» **Text block**

- Opening Delimiter -

This is a cross-post from the ArduPilot blog.
UAVCAN was first announced six years ago, in early 2014, as an RFC doc published on this website. Over the following few years, it saw adoption in numerous systems – mostly UAV, naturally, but also including spacecraft, micromobility vehicles, and even racing cars. The vast empirical data collected from fielded systems over the years allowed us to identify the weak points in the design and eventually enabled us to come up with the rectified, field-proven stable design which we call UAVCAN v1.0.
The stable version was first announced about 18 months ago. Expectedly, the fact that v1.0 breaks wire compatibility with the original design based on that first RFC caused concern among the adopters. The resistance is understandable and we are certainly not blind to the costs of migrating the existing ecosystem to a different format, but we are confident that the costs are justified. This is because the design imperfections of v0 if left unrectified would be far costlier to the ecosystem in the long term than a breaking change introduced now.
The design issues of v0 that affect the UAV industry the most were neatly summarized by Tridge himself in a thread on the UAVCAN forum. As one can see from reading the thread, his input was incorporated into the v1 design. Specifically, that includes an improved approach to data type extensibility and versioning, and the ability to construct heterogeneous networks where the experimental v0 can co-exist with the stable UAVCAN v1.
While we are at it, I would like to quote myself from the thread on the necessity of the breaking change:
UAVCAN v1 is being deployed in highly complex vehicular applications where v0 could not be used due to its inherent limitations, only some of which were reviewed here. The most critical issue in v0 is the syntax-semantics entanglement, which by itself was an underlying cause for some other, more apparent issues, such as the over-specification of the standard data types. UAVCAN v0 is a great protocol for trivial UAV applications with unsophisticated hardware setups and straightforward design requirements, such as those that can be found in various basic industrial applications or hobby machines. The problem of v0 is that it breaks outside of that domain, and it is not possible to take v1 out of there without breaking backward compatibility. While the transition is painful, it is beneficial for everyone, especially the existing adopters of v0, because the much-improved architecture of v1 will increase the reach and coverage of its ecosystem, effectively increasing the available product options for integrators and at the same time increasing the reachable market for product manufacturers.

- Closing Delimiter -

» **Questions on the material**
(A) How would you render this sentence from the UAVCAN post in Spanish: "The stable version was first announced about 18 months ago."
(B) Could you retype the UAVCAN post from "The stable version" up to and including "change introduced now."?

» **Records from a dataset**
- Opening Delimiter -

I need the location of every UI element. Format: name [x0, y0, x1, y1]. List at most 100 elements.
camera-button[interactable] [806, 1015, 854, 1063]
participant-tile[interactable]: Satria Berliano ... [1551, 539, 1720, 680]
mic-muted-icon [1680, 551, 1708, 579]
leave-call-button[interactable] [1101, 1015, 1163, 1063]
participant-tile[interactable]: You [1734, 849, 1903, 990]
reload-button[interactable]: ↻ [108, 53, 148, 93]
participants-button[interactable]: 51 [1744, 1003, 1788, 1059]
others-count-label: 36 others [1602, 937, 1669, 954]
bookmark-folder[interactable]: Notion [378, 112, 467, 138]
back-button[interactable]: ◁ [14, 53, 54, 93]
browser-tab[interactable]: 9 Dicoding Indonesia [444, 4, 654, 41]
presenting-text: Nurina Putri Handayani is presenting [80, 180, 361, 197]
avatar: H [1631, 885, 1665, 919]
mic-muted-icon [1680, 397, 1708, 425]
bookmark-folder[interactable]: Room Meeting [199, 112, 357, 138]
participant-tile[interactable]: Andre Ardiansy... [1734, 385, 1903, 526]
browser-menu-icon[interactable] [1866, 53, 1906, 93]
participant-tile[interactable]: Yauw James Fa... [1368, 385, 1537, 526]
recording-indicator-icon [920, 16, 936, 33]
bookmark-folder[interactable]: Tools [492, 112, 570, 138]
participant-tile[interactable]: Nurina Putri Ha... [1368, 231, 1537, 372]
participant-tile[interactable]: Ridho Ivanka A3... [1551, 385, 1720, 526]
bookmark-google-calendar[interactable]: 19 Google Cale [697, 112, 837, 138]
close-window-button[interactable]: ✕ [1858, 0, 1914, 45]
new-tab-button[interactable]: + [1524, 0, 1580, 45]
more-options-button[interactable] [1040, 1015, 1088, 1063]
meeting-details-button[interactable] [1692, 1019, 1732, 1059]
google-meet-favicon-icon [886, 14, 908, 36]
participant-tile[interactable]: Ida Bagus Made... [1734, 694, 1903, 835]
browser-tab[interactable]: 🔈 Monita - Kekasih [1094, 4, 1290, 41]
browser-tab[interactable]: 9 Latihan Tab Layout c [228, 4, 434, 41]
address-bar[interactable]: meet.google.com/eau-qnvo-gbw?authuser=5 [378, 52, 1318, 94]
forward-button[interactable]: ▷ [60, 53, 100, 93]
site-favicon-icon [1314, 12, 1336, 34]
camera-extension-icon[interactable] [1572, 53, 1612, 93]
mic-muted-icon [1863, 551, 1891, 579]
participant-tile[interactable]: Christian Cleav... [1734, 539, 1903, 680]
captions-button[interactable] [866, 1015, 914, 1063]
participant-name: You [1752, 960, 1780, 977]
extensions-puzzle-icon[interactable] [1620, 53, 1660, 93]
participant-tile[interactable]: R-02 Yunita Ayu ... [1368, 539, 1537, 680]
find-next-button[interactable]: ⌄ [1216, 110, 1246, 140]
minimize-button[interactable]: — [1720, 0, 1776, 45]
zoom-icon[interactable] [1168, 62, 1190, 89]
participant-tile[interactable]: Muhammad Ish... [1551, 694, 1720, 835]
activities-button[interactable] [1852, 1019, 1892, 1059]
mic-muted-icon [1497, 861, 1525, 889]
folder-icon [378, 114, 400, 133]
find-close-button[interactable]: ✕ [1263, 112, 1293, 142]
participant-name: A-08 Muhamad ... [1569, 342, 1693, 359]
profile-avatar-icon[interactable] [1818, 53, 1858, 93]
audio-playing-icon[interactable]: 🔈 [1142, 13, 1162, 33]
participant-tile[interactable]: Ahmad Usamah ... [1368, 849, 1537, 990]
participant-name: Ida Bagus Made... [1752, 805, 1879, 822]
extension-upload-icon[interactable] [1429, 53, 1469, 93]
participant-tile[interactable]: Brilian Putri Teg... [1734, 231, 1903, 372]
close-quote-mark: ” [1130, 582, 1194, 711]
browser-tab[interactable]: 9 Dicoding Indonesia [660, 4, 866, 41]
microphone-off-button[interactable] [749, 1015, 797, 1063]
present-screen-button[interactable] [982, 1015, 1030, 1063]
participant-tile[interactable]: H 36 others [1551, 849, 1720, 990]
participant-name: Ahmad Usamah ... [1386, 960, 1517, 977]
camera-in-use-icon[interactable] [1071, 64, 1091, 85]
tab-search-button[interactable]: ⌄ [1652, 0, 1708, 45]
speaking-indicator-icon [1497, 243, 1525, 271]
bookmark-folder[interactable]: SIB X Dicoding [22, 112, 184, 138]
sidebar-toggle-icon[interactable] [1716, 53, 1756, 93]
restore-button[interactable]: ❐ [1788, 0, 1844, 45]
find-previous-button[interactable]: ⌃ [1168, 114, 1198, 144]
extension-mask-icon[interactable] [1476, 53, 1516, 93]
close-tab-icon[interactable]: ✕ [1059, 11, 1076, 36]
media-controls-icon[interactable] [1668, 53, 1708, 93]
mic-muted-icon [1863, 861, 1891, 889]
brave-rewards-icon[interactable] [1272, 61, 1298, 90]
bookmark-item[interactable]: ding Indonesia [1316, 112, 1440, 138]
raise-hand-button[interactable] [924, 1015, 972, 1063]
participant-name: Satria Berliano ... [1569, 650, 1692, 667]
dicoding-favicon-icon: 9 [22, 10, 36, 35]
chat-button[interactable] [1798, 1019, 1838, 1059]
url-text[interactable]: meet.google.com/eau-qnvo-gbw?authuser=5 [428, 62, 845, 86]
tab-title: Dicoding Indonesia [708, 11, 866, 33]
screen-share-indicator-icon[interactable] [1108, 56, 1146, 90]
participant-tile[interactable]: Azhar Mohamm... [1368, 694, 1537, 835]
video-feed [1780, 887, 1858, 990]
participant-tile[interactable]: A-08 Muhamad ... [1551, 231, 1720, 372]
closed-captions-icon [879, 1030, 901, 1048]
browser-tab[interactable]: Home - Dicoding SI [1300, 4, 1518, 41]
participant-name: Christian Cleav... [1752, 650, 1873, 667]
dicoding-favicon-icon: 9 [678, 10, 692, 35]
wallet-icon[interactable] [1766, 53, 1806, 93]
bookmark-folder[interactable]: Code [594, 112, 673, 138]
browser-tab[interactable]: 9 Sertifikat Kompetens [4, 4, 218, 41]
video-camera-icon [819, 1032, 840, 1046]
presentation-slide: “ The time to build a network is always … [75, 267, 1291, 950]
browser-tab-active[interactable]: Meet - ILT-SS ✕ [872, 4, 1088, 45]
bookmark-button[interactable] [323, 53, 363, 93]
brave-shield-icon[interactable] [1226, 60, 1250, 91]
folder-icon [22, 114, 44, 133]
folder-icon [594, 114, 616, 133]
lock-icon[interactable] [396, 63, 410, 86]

- Closing Delimiter -

» **Answers by item number**
(A) La versión estable se anunció por primera vez hace unos 18 meses.

(B)
The stable version was first announced about 18 months ago. Expectedly, the fact that v1.0 breaks wire compatibility with the original design based on that first RFC caused concern among the adopters. The resistance is understandable and we are certainly not blind to the costs of migrating the existing ecosystem to a different format, but we are confident that the costs are justified. This is because the design imperfections of v0 if left unrectified would be far costlier to the ecosystem in the long term than a breaking change introduced now.